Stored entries
_ _ _ _ _ _ _

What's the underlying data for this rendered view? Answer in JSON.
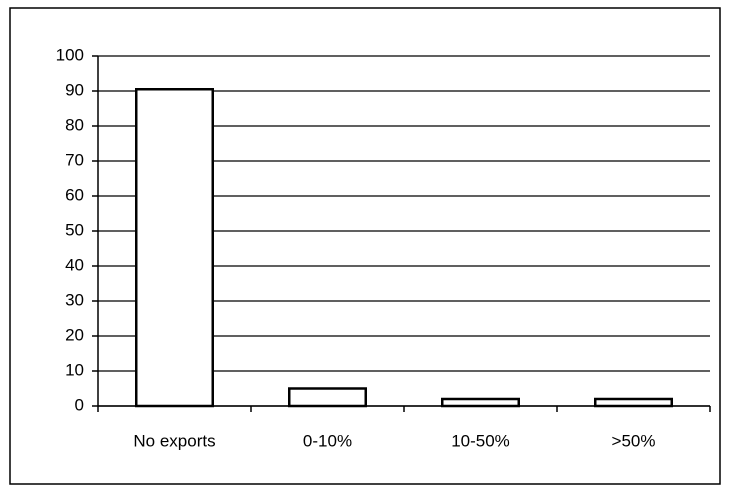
{
  "chart_data": {
    "type": "bar",
    "categories": [
      "No exports",
      "0-10%",
      "10-50%",
      ">50%"
    ],
    "values": [
      90.5,
      5,
      2,
      2
    ],
    "color": "#ffffff",
    "ylim": [
      0,
      100
    ],
    "yticks": [
      0,
      10,
      20,
      30,
      40,
      50,
      60,
      70,
      80,
      90,
      100
    ],
    "grid": true
  }
}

_ _ _ _ _ _ _

Repeat all of the entries word for word, but omit the pictures.

Result of this task>
What's the underlying data for this rendered view? Answer in JSON.
{
  "chart_data": {
    "type": "bar",
    "categories": [
      "No exports",
      "0-10%",
      "10-50%",
      ">50%"
    ],
    "values": [
      90.5,
      5,
      2,
      2
    ],
    "color": "#ffffff",
    "ylim": [
      0,
      100
    ],
    "yticks": [
      0,
      10,
      20,
      30,
      40,
      50,
      60,
      70,
      80,
      90,
      100
    ],
    "grid": true
  }
}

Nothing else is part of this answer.